● **Dataset excerpt**:
....
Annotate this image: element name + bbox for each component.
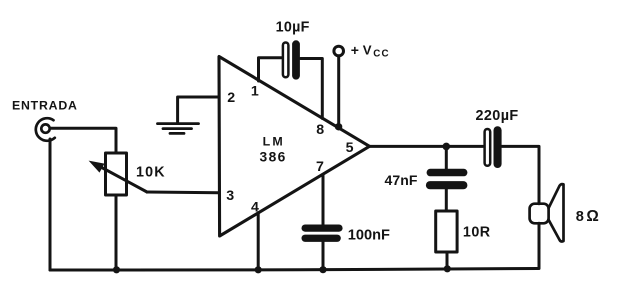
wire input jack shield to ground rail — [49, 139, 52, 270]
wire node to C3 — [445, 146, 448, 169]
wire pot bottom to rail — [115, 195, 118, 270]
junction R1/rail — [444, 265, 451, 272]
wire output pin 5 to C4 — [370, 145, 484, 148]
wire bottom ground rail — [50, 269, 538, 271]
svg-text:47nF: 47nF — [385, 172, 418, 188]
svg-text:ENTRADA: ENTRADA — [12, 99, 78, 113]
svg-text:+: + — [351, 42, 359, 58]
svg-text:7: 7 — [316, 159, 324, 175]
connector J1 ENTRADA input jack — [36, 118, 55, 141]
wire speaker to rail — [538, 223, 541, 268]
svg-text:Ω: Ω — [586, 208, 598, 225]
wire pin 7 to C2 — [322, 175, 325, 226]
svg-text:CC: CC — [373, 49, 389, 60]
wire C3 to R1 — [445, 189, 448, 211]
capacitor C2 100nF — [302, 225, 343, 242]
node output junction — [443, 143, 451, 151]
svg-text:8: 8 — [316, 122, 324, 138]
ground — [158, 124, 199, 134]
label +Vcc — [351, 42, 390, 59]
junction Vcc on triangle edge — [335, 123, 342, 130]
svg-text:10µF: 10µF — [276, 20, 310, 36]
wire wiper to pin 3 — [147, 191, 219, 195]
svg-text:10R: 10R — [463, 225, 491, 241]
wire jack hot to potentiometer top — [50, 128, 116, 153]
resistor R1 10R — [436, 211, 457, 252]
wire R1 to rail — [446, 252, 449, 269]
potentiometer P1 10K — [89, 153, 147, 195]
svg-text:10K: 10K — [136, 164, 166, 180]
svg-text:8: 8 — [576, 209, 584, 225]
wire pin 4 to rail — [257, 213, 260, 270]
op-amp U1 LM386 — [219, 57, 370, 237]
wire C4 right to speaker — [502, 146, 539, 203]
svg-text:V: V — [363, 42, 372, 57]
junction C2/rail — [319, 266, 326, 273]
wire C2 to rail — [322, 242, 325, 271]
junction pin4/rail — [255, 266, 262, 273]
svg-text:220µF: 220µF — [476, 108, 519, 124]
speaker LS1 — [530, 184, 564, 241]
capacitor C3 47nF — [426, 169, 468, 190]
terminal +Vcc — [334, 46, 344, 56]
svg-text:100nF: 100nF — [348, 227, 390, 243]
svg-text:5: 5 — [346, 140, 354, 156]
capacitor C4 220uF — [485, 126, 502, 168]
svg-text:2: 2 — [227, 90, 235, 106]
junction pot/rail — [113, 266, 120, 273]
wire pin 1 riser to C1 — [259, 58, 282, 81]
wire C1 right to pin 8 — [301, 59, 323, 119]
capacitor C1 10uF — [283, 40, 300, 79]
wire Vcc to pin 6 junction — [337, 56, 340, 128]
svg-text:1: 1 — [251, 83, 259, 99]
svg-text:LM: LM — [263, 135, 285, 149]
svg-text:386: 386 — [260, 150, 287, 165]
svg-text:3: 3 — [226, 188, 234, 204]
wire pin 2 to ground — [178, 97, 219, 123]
....
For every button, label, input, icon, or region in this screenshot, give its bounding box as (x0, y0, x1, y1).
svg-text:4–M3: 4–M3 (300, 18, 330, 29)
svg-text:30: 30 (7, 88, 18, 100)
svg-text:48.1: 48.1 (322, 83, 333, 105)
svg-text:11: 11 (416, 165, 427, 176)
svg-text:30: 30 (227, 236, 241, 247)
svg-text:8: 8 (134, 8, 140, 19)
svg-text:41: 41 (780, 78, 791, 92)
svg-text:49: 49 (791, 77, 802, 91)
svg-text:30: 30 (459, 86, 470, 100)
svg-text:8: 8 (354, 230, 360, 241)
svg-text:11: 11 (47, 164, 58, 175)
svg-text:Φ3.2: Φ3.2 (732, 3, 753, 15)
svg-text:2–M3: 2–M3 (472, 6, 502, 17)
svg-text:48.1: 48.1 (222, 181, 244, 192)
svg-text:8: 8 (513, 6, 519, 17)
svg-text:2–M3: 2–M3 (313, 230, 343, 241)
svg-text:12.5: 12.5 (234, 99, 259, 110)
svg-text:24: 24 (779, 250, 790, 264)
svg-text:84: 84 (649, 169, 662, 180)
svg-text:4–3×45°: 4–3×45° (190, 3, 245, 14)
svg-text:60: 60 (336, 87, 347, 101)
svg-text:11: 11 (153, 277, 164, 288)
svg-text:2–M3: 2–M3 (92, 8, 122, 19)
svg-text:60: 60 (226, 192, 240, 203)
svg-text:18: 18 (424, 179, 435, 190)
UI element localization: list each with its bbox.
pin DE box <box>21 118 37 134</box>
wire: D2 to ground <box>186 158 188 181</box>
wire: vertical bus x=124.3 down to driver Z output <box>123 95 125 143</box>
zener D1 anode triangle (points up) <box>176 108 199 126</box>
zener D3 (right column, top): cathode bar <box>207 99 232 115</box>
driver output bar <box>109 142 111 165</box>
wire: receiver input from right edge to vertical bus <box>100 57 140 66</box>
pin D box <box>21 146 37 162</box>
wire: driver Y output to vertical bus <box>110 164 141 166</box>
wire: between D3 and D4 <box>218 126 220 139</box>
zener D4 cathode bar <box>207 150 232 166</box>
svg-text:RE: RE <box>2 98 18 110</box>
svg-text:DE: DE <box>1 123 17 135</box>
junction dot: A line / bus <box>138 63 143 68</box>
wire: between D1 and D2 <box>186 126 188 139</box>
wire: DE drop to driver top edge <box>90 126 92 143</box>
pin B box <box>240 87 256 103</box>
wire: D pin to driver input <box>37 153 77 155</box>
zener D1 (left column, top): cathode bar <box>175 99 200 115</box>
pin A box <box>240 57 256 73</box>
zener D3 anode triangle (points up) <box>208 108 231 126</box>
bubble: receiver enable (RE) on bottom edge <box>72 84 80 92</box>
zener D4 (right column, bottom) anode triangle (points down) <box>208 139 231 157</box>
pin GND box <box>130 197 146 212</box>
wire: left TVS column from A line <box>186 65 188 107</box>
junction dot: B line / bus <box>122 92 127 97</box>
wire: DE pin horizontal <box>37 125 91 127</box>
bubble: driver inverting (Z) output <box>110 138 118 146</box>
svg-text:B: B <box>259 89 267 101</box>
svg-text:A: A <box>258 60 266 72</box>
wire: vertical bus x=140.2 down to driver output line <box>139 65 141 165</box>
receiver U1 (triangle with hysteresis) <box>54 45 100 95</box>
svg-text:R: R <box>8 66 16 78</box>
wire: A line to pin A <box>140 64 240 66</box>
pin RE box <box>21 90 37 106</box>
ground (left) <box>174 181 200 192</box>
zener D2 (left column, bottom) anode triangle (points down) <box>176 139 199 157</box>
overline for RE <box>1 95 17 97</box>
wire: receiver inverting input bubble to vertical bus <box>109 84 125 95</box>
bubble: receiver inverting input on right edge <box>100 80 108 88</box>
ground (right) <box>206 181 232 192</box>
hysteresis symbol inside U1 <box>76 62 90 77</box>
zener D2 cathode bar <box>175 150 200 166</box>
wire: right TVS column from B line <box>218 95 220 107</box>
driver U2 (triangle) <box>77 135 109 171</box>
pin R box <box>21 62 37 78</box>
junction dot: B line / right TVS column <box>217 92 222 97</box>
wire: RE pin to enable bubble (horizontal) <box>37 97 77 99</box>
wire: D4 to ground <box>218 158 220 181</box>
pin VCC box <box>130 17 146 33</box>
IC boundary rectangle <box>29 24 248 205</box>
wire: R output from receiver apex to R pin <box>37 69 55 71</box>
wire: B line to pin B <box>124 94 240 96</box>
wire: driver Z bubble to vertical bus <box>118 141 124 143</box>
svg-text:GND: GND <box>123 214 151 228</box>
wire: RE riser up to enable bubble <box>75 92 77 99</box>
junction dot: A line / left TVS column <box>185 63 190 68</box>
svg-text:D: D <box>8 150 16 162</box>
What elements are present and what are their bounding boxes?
....
● **Exercise**: Starting at the entry that contains "wire input jack" and ending at the entry that contains "wire C1 right to pin 8 — [301, 59, 323, 119]", rewrite those lines as a numbered list, leaving out any blank lines.

● **Response to this exercise**:
1. wire input jack shield to ground rail — [49, 139, 52, 270]
2. wire node to C3 — [445, 146, 448, 169]
3. wire pot bottom to rail — [115, 195, 118, 270]
4. junction R1/rail — [444, 265, 451, 272]
5. wire output pin 5 to C4 — [370, 145, 484, 148]
6. wire bottom ground rail — [50, 269, 538, 271]
7. svg-text:47nF: 47nF — [385, 172, 418, 188]
8. svg-text:ENTRADA: ENTRADA — [12, 99, 78, 113]
9. svg-text:+: + — [351, 42, 359, 58]
10. svg-text:7: 7 — [316, 159, 324, 175]
11. connector J1 ENTRADA input jack — [36, 118, 55, 141]
12. wire speaker to rail — [538, 223, 541, 268]
13. svg-text:Ω: Ω — [586, 208, 598, 225]
14. wire pin 7 to C2 — [322, 175, 325, 226]
15. svg-text:CC: CC — [373, 49, 389, 60]
16. wire C3 to R1 — [445, 189, 448, 211]
17. capacitor C2 100nF — [302, 225, 343, 242]
18. node output junction — [443, 143, 451, 151]
19. svg-text:8: 8 — [316, 122, 324, 138]
20. ground — [158, 124, 199, 134]
21. label +Vcc — [351, 42, 390, 59]
22. junction Vcc on triangle edge — [335, 123, 342, 130]
23. svg-text:10µF: 10µF — [276, 20, 310, 36]
24. wire wiper to pin 3 — [147, 191, 219, 195]
25. svg-text:10R: 10R — [463, 225, 491, 241]
26. wire jack hot to potentiometer top — [50, 128, 116, 153]
27. resistor R1 10R — [436, 211, 457, 252]
28. wire R1 to rail — [446, 252, 449, 269]
29. potentiometer P1 10K — [89, 153, 147, 195]
30. svg-text:10K: 10K — [136, 164, 166, 180]
31. svg-text:8: 8 — [576, 209, 584, 225]
32. wire pin 4 to rail — [257, 213, 260, 270]
33. op-amp U1 LM386 — [219, 57, 370, 237]
34. wire C4 right to speaker — [502, 146, 539, 203]
35. svg-text:V: V — [363, 42, 372, 57]
36. junction C2/rail — [319, 266, 326, 273]
37. wire C2 to rail — [322, 242, 325, 271]
38. junction pin4/rail — [255, 266, 262, 273]
39. svg-text:220µF: 220µF — [476, 108, 519, 124]
40. speaker LS1 — [530, 184, 564, 241]
41. capacitor C3 47nF — [426, 169, 468, 190]
42. terminal +Vcc — [334, 46, 344, 56]
43. svg-text:100nF: 100nF — [348, 227, 390, 243]
44. svg-text:5: 5 — [346, 140, 354, 156]
45. capacitor C4 220uF — [485, 126, 502, 168]
46. svg-text:2: 2 — [227, 90, 235, 106]
47. junction pot/rail — [113, 266, 120, 273]
48. wire pin 1 riser to C1 — [259, 58, 282, 81]
49. wire C1 right to pin 8 — [301, 59, 323, 119]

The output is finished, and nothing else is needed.